# start of DATA EXTRACT
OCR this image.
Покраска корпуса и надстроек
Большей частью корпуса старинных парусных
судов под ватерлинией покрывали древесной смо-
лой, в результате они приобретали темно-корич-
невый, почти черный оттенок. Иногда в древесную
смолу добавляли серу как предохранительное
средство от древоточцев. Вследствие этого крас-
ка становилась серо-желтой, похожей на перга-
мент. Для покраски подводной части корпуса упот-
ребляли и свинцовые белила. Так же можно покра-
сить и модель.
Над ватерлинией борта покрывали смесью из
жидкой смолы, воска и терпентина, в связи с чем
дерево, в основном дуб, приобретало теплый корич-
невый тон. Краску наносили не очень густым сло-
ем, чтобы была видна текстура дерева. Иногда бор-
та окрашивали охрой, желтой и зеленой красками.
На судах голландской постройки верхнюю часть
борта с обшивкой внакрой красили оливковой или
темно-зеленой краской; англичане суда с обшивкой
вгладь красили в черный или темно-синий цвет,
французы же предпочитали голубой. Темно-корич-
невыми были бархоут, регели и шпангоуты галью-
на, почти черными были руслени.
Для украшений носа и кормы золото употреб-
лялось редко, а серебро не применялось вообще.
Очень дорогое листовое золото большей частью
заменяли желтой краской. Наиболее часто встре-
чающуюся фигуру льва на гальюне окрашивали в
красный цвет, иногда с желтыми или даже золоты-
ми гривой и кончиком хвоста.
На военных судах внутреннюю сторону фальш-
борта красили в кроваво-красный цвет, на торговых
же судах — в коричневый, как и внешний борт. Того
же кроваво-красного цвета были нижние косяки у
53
# end of DATA EXTRACT
# start of DATA EXTRACT
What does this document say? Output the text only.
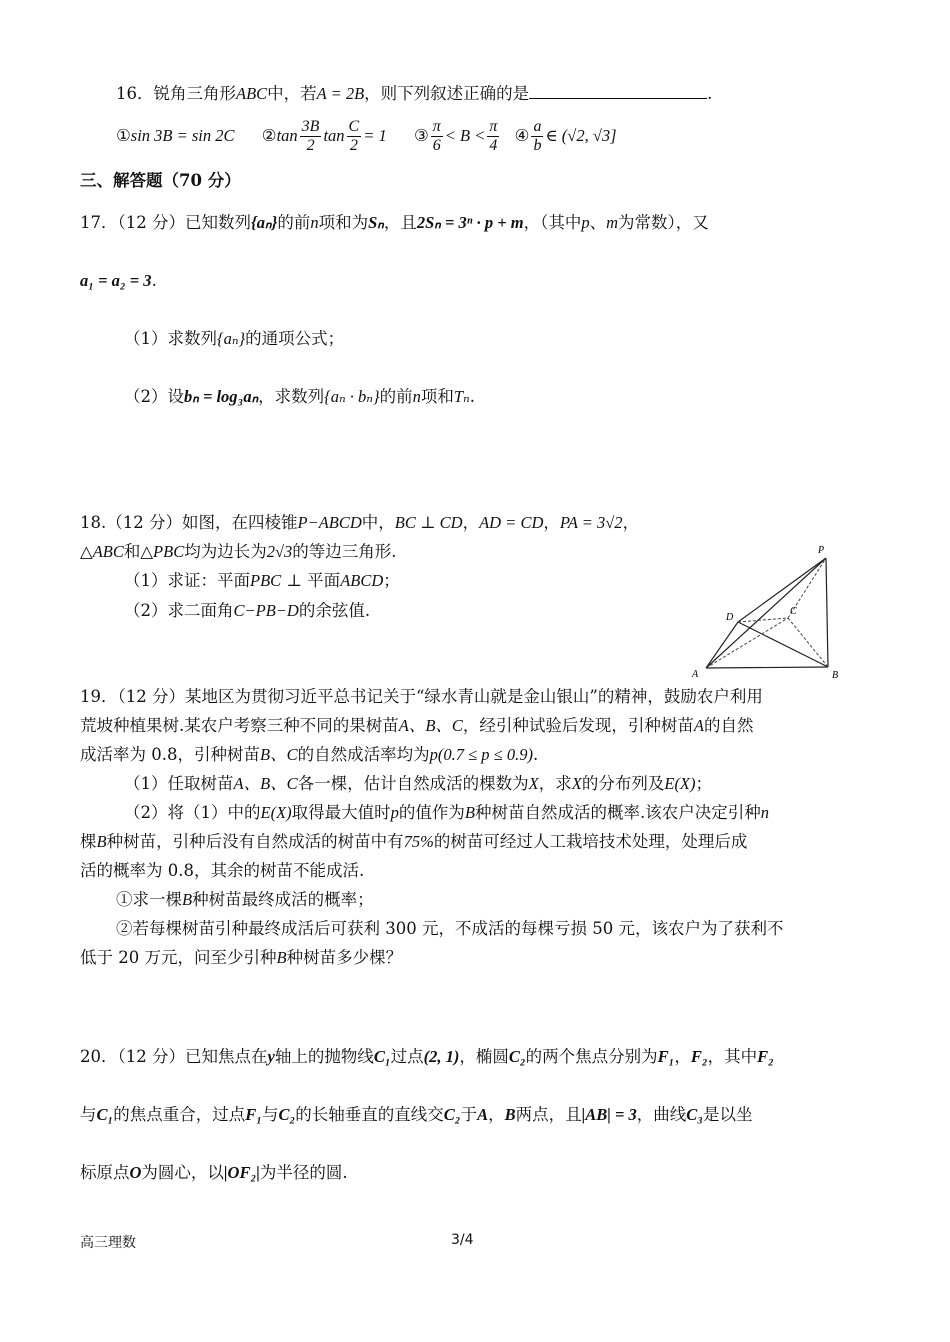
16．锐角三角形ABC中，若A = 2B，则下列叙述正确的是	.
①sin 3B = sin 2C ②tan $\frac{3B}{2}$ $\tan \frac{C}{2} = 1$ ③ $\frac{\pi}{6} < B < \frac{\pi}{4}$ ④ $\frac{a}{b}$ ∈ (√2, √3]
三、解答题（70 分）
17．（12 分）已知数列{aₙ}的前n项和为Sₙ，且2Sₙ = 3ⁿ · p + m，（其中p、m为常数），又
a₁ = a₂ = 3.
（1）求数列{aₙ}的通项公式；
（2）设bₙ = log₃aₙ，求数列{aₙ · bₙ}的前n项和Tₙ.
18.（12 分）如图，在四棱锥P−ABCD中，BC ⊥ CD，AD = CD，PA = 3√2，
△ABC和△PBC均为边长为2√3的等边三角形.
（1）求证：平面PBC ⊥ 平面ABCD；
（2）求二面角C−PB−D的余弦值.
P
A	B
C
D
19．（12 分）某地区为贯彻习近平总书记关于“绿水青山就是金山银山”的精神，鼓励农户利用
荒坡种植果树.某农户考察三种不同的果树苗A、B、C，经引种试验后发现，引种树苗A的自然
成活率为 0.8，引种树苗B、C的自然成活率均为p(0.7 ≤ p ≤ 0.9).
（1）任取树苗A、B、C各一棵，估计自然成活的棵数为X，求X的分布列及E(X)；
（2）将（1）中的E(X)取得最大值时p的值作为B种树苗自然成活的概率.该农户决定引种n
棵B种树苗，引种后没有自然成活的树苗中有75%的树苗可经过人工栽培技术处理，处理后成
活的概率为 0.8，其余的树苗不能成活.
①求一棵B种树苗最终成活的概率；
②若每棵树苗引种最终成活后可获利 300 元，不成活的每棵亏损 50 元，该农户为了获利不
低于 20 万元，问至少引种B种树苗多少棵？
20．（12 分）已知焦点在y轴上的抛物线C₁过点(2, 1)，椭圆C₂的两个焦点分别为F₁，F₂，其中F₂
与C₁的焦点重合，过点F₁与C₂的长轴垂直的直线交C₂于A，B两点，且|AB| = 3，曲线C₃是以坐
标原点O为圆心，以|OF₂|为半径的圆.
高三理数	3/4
# end of DATA EXTRACT
# start of DATA EXTRACT
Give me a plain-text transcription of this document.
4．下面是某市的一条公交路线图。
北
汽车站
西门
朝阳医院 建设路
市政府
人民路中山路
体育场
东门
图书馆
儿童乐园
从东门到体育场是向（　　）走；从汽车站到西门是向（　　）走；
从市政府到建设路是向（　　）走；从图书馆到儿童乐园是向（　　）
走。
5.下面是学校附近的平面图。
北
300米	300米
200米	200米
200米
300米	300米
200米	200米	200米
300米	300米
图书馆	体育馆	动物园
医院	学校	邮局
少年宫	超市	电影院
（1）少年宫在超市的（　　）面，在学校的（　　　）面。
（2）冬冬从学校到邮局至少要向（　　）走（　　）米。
# end of DATA EXTRACT
▶ _WHAT THE TASK REQUIRES_
Copy out each line in the listing that has the word "кроваво".

▶ _THE OUTPUT_
борта красили в кроваво-красный цвет, на торговых
же кроваво-красного цвета были нижние косяки у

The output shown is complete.